● **Data supplied**:
|---|
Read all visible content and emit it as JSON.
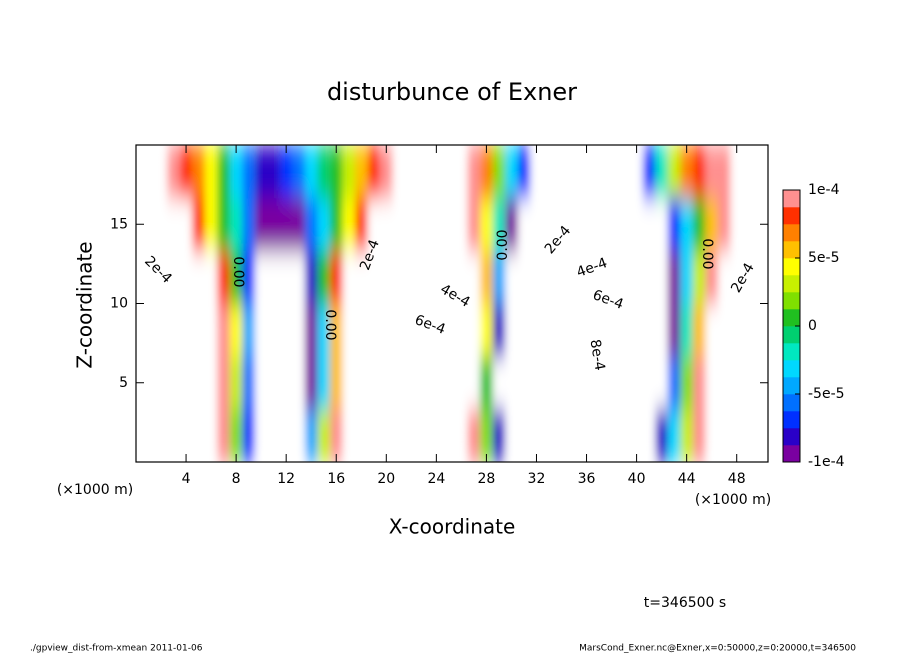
{
  "chart_data": {
    "type": "contour",
    "title": "disturbunce of Exner",
    "x_label": "X-coordinate",
    "y_label": "Z-coordinate",
    "x_unit": "(×1000 m)",
    "y_unit": "(×1000 m)",
    "time_label": "t=346500 s",
    "footer_left": "./gpview_dist-from-xmean  2011-01-06",
    "footer_right": "MarsCond_Exner.nc@Exner,x=0:50000,z=0:20000,t=346500",
    "xlim": [
      0,
      50.5
    ],
    "ylim": [
      0,
      20
    ],
    "xticks": [
      4,
      8,
      12,
      16,
      20,
      24,
      28,
      32,
      36,
      40,
      44,
      48
    ],
    "yticks": [
      5,
      10,
      15
    ],
    "x": [
      0,
      1,
      2,
      3,
      4,
      5,
      6,
      7,
      8,
      9,
      10,
      11,
      12,
      13,
      14,
      15,
      16,
      17,
      18,
      19,
      20,
      21,
      22,
      23,
      24,
      25,
      26,
      27,
      28,
      29,
      30,
      31,
      32,
      33,
      34,
      35,
      36,
      37,
      38,
      39,
      40,
      41,
      42,
      43,
      44,
      45,
      46,
      47,
      48,
      49,
      50
    ],
    "y": [
      1.67,
      5,
      8.33,
      11.67,
      15,
      18.33
    ],
    "values": [
      [
        0.00012,
        0.00013,
        0.00013,
        0.00013,
        0.00013,
        0.00012,
        0.00012,
        0.0001,
        2e-05,
        -7e-05,
        -0.00012,
        -0.00014,
        -0.00014,
        -0.00011,
        -4e-05,
        3e-05,
        9e-05,
        0.00016,
        0.00024,
        0.0003,
        0.00032,
        0.00032,
        0.00032,
        0.0003,
        0.00028,
        0.00024,
        0.00018,
        0.0001,
        2e-05,
        -8e-05,
        -0.00018,
        -0.00026,
        -0.00032,
        -0.00036,
        -0.00038,
        -0.00038,
        -0.00038,
        -0.00036,
        -0.00032,
        -0.00026,
        -0.00019,
        -0.00013,
        -8e-05,
        -3e-05,
        3e-05,
        9e-05,
        0.00012,
        0.00013,
        0.00013,
        0.00013,
        0.00012
      ],
      [
        0.00013,
        0.00014,
        0.00015,
        0.00015,
        0.00014,
        0.00013,
        0.00012,
        0.0001,
        3e-05,
        -6e-05,
        -0.00013,
        -0.00016,
        -0.00016,
        -0.00014,
        -9e-05,
        -3e-05,
        5e-05,
        0.00018,
        0.00032,
        0.0004,
        0.00044,
        0.00046,
        0.00046,
        0.00044,
        0.0004,
        0.00034,
        0.00024,
        0.00012,
        0,
        -0.00012,
        -0.00024,
        -0.00036,
        -0.00046,
        -0.00054,
        -0.0006,
        -0.00064,
        -0.00064,
        -0.00062,
        -0.00056,
        -0.00046,
        -0.00034,
        -0.00022,
        -0.00014,
        -6e-05,
        2e-05,
        9e-05,
        0.00013,
        0.00015,
        0.00016,
        0.00016,
        0.00015
      ],
      [
        0.00015,
        0.00016,
        0.00018,
        0.00018,
        0.00016,
        0.00015,
        0.00013,
        0.0001,
        4e-05,
        -5e-05,
        -0.00012,
        -0.00015,
        -0.00016,
        -0.00014,
        -0.0001,
        -3e-05,
        6e-05,
        0.00016,
        0.00028,
        0.0004,
        0.0005,
        0.00058,
        0.00062,
        0.0006,
        0.00054,
        0.00044,
        0.00032,
        0.00018,
        4e-05,
        -8e-05,
        -0.0002,
        -0.00032,
        -0.00044,
        -0.00056,
        -0.00066,
        -0.00076,
        -0.00082,
        -0.00082,
        -0.00076,
        -0.00064,
        -0.00048,
        -0.00032,
        -0.0002,
        -0.0001,
        -2e-05,
        6e-05,
        0.00012,
        0.00016,
        0.00018,
        0.0002,
        0.0002
      ],
      [
        0.00018,
        0.0002,
        0.0002,
        0.00018,
        0.00016,
        0.00014,
        0.00012,
        8e-05,
        0,
        -7e-05,
        -0.00013,
        -0.00016,
        -0.00016,
        -0.00013,
        -8e-05,
        0,
        8e-05,
        0.00015,
        0.00022,
        0.0003,
        0.00035,
        0.00038,
        0.00042,
        0.00044,
        0.0004,
        0.00034,
        0.00026,
        0.00016,
        6e-05,
        -4e-05,
        -0.00014,
        -0.00022,
        -0.0003,
        -0.00036,
        -0.00042,
        -0.0005,
        -0.00054,
        -0.00054,
        -0.0005,
        -0.00042,
        -0.00032,
        -0.00022,
        -0.00015,
        -9e-05,
        -3e-05,
        3e-05,
        9e-05,
        0.00014,
        0.00018,
        0.0002,
        0.0002
      ],
      [
        0.00013,
        0.00016,
        0.00018,
        0.00016,
        0.00011,
        8e-05,
        4e-05,
        1e-05,
        -2e-05,
        -6e-05,
        -9e-05,
        -0.0001,
        -0.0001,
        -9e-05,
        -6e-05,
        -3e-05,
        0,
        4e-05,
        8e-05,
        0.00012,
        0.0002,
        0.00026,
        0.0003,
        0.0003,
        0.00026,
        0.0002,
        0.00014,
        0.0001,
        4e-05,
        -2e-05,
        -9e-05,
        -0.00013,
        -0.00018,
        -0.00024,
        -0.00028,
        -0.0003,
        -0.0003,
        -0.00028,
        -0.00024,
        -0.0002,
        -0.00016,
        -0.00013,
        -0.00011,
        -7e-05,
        -3e-05,
        1e-05,
        6e-05,
        9.5e-05,
        0.00013,
        0.00018,
        0.0002
      ],
      [
        0.00015,
        0.00015,
        0.00013,
        9.5e-05,
        8.5e-05,
        7e-05,
        4e-05,
        1e-05,
        -3e-05,
        -6e-05,
        -8e-05,
        -8.5e-05,
        -7e-05,
        -5.5e-05,
        -3e-05,
        -1e-05,
        1e-05,
        3.5e-05,
        6e-05,
        8.5e-05,
        0.0001,
        0.00013,
        0.00016,
        0.00016,
        0.00016,
        0.00016,
        0.00013,
        0.0001,
        7e-05,
        2e-05,
        -3e-05,
        -7e-05,
        -0.00012,
        -0.00015,
        -0.00015,
        -0.00015,
        -0.00015,
        -0.00015,
        -0.00015,
        -0.00015,
        -0.00012,
        -7e-05,
        -2e-05,
        3e-05,
        7e-05,
        8.5e-05,
        9e-05,
        0.0001,
        0.00012,
        0.00013,
        0.00013
      ]
    ],
    "levels": [
      -0.0001,
      -8.75e-05,
      -7.5e-05,
      -6.25e-05,
      -5e-05,
      -3.75e-05,
      -2.5e-05,
      -1.25e-05,
      0,
      1.25e-05,
      2.5e-05,
      3.75e-05,
      5e-05,
      6.25e-05,
      7.5e-05,
      8.75e-05,
      0.0001
    ],
    "colors": [
      "#7a00a0",
      "#2a00c8",
      "#0030ff",
      "#0070ff",
      "#00a8ff",
      "#00d8ff",
      "#00e8c0",
      "#00d070",
      "#20c020",
      "#80e000",
      "#c8f000",
      "#ffff00",
      "#ffc000",
      "#ff8000",
      "#ff3000",
      "#ff9090"
    ],
    "colorbar_ticks": [
      {
        "value": 0.0001,
        "label": "1e-4"
      },
      {
        "value": 5e-05,
        "label": "5e-5"
      },
      0,
      {
        "value": -5e-05,
        "label": "-5e-5"
      },
      {
        "value": -0.0001,
        "label": "-1e-4"
      }
    ],
    "contour_labels": [
      "2e-4",
      "0.00",
      "0.00",
      "2e-4",
      "4e-4",
      "6e-4",
      "0.00",
      "2e-4",
      "4e-4",
      "6e-4",
      "8e-4",
      "0.00",
      "2e-4"
    ]
  }
}
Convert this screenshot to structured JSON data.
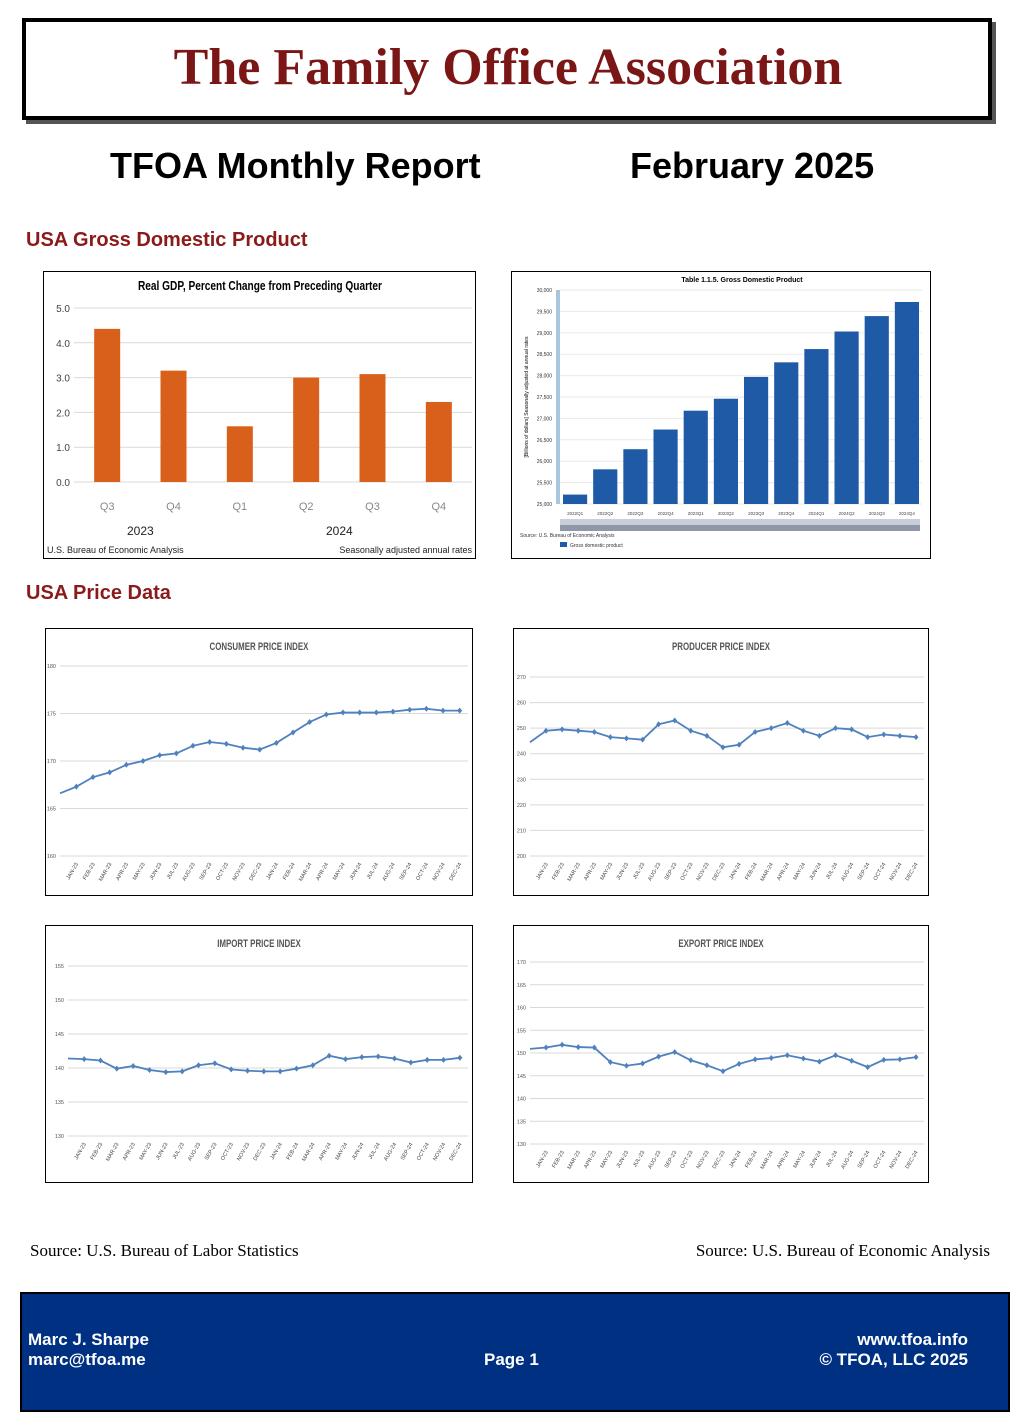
{
  "header": {
    "org_name": "The Family Office Association",
    "report_title": "TFOA Monthly Report",
    "report_date": "February 2025"
  },
  "sections": {
    "gdp": "USA Gross Domestic Product",
    "price": "USA Price Data"
  },
  "chart_data": [
    {
      "id": "gdp_pct",
      "type": "bar",
      "title": "Real GDP, Percent Change from Preceding Quarter",
      "categories": [
        "Q3",
        "Q4",
        "Q1",
        "Q2",
        "Q3",
        "Q4"
      ],
      "year_labels": [
        "2023",
        "2024"
      ],
      "values": [
        4.4,
        3.2,
        1.6,
        3.0,
        3.1,
        2.3
      ],
      "yticks": [
        "5.0",
        "4.0",
        "3.0",
        "2.0",
        "1.0",
        "0.0"
      ],
      "ylim": [
        0,
        5
      ],
      "source": "U.S. Bureau of Economic Analysis",
      "note": "Seasonally adjusted annual rates",
      "color": "#d9601a"
    },
    {
      "id": "gdp_level",
      "type": "bar",
      "title": "Table 1.1.5. Gross Domestic Product",
      "ylabel": "[Billions of dollars] Seasonally adjusted at annual rates",
      "categories": [
        "2022Q1",
        "2022Q2",
        "2022Q3",
        "2022Q4",
        "2023Q1",
        "2023Q2",
        "2023Q3",
        "2023Q4",
        "2024Q1",
        "2024Q2",
        "2024Q3",
        "2024Q4"
      ],
      "values": [
        25220,
        25810,
        26280,
        26740,
        27180,
        27460,
        27970,
        28310,
        28620,
        29030,
        29390,
        29720
      ],
      "yticks": [
        "30,000",
        "29,500",
        "29,000",
        "28,500",
        "28,000",
        "27,500",
        "27,000",
        "26,500",
        "26,000",
        "25,500",
        "25,000"
      ],
      "ylim": [
        25000,
        30000
      ],
      "source": "Source: U.S. Bureau of Economic Analysis",
      "legend": "Gross domestic product",
      "color": "#1f5aa6"
    },
    {
      "id": "cpi",
      "type": "line",
      "title": "CONSUMER PRICE INDEX",
      "categories": [
        "JAN-23",
        "FEB-23",
        "MAR-23",
        "APR-23",
        "MAY-23",
        "JUN-23",
        "JUL-23",
        "AUG-23",
        "SEP-23",
        "OCT-23",
        "NOV-23",
        "DEC-23",
        "JAN-24",
        "FEB-24",
        "MAR-24",
        "APR-24",
        "MAY-24",
        "JUN-24",
        "JUL-24",
        "AUG-24",
        "SEP-24",
        "OCT-24",
        "NOV-24",
        "DEC-24"
      ],
      "values": [
        167.3,
        168.3,
        168.8,
        169.6,
        170.0,
        170.6,
        170.8,
        171.6,
        172.0,
        171.8,
        171.4,
        171.2,
        171.9,
        173.0,
        174.1,
        174.9,
        175.1,
        175.1,
        175.1,
        175.2,
        175.4,
        175.5,
        175.3,
        175.3
      ],
      "start_value": 166.6,
      "yticks": [
        "180",
        "175",
        "170",
        "165",
        "160"
      ],
      "ylim": [
        160,
        180
      ],
      "color": "#4f81bd"
    },
    {
      "id": "ppi",
      "type": "line",
      "title": "PRODUCER PRICE INDEX",
      "categories": [
        "JAN-23",
        "FEB-23",
        "MAR-23",
        "APR-23",
        "MAY-23",
        "JUN-23",
        "JUL-23",
        "AUG-23",
        "SEP-23",
        "OCT-23",
        "NOV-23",
        "DEC-23",
        "JAN-24",
        "FEB-24",
        "MAR-24",
        "APR-24",
        "MAY-24",
        "JUN-24",
        "JUL-24",
        "AUG-24",
        "SEP-24",
        "OCT-24",
        "NOV-24",
        "DEC-24"
      ],
      "values": [
        249,
        249.5,
        249,
        248.5,
        246.5,
        246,
        245.5,
        251.5,
        253,
        249,
        247,
        242.5,
        243.5,
        248.5,
        250,
        252,
        249,
        247,
        250,
        249.5,
        246.5,
        247.5,
        247,
        246.5
      ],
      "start_value": 244.5,
      "yticks": [
        "270",
        "260",
        "250",
        "240",
        "230",
        "220",
        "210",
        "200"
      ],
      "ylim": [
        200,
        270
      ],
      "color": "#4f81bd"
    },
    {
      "id": "import",
      "type": "line",
      "title": "IMPORT PRICE INDEX",
      "categories": [
        "JAN-23",
        "FEB-23",
        "MAR-23",
        "APR-23",
        "MAY-23",
        "JUN-23",
        "JUL-23",
        "AUG-23",
        "SEP-23",
        "OCT-23",
        "NOV-23",
        "DEC-23",
        "JAN-24",
        "FEB-24",
        "MAR-24",
        "APR-24",
        "MAY-24",
        "JUN-24",
        "JUL-24",
        "AUG-24",
        "SEP-24",
        "OCT-24",
        "NOV-24",
        "DEC-24"
      ],
      "values": [
        141.3,
        141.1,
        139.9,
        140.3,
        139.7,
        139.4,
        139.5,
        140.4,
        140.7,
        139.8,
        139.6,
        139.5,
        139.5,
        139.9,
        140.4,
        141.8,
        141.3,
        141.6,
        141.7,
        141.4,
        140.8,
        141.2,
        141.2,
        141.5
      ],
      "start_value": 141.4,
      "yticks": [
        "155",
        "150",
        "145",
        "140",
        "135",
        "130"
      ],
      "ylim": [
        130,
        155
      ],
      "color": "#4f81bd"
    },
    {
      "id": "export",
      "type": "line",
      "title": "EXPORT PRICE INDEX",
      "categories": [
        "JAN-23",
        "FEB-23",
        "MAR-23",
        "APR-23",
        "MAY-23",
        "JUN-23",
        "JUL-23",
        "AUG-23",
        "SEP-23",
        "OCT-23",
        "NOV-23",
        "DEC-23",
        "JAN-24",
        "FEB-24",
        "MAR-24",
        "APR-24",
        "MAY-24",
        "JUN-24",
        "JUL-24",
        "AUG-24",
        "SEP-24",
        "OCT-24",
        "NOV-24",
        "DEC-24"
      ],
      "values": [
        151.2,
        151.8,
        151.3,
        151.2,
        148.0,
        147.2,
        147.7,
        149.2,
        150.2,
        148.4,
        147.3,
        146.0,
        147.6,
        148.6,
        148.9,
        149.5,
        148.8,
        148.1,
        149.5,
        148.3,
        146.9,
        148.5,
        148.6,
        149.1
      ],
      "start_value": 150.9,
      "yticks": [
        "170",
        "165",
        "160",
        "155",
        "150",
        "145",
        "140",
        "135",
        "130"
      ],
      "ylim": [
        130,
        170
      ],
      "color": "#4f81bd"
    }
  ],
  "sources": {
    "left": "Source: U.S. Bureau of Labor Statistics",
    "right": "Source: U.S. Bureau of Economic Analysis"
  },
  "footer": {
    "author": "Marc J. Sharpe",
    "email": "marc@tfoa.me",
    "page": "Page 1",
    "website": "www.tfoa.info",
    "copyright": "© TFOA, LLC 2025"
  }
}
|---|
● **Required work**: Tally the lines above containing "adjusted". Answer with the count only.

● **Final result**: 2